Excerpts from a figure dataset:

#####

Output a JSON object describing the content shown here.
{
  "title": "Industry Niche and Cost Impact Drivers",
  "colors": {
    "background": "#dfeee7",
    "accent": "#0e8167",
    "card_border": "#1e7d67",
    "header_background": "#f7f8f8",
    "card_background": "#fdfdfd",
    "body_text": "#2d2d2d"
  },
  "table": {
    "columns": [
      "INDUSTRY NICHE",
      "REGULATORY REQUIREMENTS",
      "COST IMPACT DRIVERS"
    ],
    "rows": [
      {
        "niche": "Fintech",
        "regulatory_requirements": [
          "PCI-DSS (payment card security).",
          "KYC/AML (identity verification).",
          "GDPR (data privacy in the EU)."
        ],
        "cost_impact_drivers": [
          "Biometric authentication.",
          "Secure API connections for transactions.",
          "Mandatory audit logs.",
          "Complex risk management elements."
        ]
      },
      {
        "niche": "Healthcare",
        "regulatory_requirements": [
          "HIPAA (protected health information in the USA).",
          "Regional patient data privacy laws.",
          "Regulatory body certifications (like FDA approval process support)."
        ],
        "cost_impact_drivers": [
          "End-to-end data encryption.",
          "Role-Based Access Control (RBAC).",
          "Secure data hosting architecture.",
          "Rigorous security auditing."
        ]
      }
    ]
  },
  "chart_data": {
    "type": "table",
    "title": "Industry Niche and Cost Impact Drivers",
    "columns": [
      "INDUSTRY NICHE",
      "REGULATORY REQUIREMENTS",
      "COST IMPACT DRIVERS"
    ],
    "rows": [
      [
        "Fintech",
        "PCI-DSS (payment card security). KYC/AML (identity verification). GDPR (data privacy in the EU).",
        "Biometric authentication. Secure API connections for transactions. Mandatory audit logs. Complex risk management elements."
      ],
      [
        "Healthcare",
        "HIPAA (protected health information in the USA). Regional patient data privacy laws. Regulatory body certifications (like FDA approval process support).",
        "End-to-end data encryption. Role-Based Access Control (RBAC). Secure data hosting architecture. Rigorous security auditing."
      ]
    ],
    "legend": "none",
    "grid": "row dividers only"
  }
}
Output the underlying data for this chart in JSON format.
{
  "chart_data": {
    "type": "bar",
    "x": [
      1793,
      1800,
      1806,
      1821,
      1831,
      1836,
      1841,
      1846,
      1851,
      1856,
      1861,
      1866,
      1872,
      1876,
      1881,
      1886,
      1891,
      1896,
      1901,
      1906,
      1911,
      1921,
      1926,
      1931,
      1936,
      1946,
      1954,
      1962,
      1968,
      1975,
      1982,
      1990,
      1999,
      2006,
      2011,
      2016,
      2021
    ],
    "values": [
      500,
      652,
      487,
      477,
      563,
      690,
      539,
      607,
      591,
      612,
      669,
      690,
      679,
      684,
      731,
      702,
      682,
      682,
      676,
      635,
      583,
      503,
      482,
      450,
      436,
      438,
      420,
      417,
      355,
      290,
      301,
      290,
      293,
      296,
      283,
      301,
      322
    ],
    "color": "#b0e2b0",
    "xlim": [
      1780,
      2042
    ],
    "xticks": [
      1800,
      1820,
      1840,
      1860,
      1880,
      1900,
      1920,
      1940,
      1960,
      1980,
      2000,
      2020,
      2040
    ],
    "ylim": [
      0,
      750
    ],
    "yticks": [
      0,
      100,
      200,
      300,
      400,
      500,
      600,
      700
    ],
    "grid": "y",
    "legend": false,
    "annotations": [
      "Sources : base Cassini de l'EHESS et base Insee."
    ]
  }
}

#####

Pull out every line from the one with "Output the underlying" to the end of the listing, and output only those.

Output the underlying data for this chart in JSON format.
{
  "chart_data": {
    "type": "bar",
    "x": [
      1793,
      1800,
      1806,
      1821,
      1831,
      1836,
      1841,
      1846,
      1851,
      1856,
      1861,
      1866,
      1872,
      1876,
      1881,
      1886,
      1891,
      1896,
      1901,
      1906,
      1911,
      1921,
      1926,
      1931,
      1936,
      1946,
      1954,
      1962,
      1968,
      1975,
      1982,
      1990,
      1999,
      2006,
      2011,
      2016,
      2021
    ],
    "values": [
      500,
      652,
      487,
      477,
      563,
      690,
      539,
      607,
      591,
      612,
      669,
      690,
      679,
      684,
      731,
      702,
      682,
      682,
      676,
      635,
      583,
      503,
      482,
      450,
      436,
      438,
      420,
      417,
      355,
      290,
      301,
      290,
      293,
      296,
      283,
      301,
      322
    ],
    "color": "#b0e2b0",
    "xlim": [
      1780,
      2042
    ],
    "xticks": [
      1800,
      1820,
      1840,
      1860,
      1880,
      1900,
      1920,
      1940,
      1960,
      1980,
      2000,
      2020,
      2040
    ],
    "ylim": [
      0,
      750
    ],
    "yticks": [
      0,
      100,
      200,
      300,
      400,
      500,
      600,
      700
    ],
    "grid": "y",
    "legend": false,
    "annotations": [
      "Sources : base Cassini de l'EHESS et base Insee."
    ]
  }
}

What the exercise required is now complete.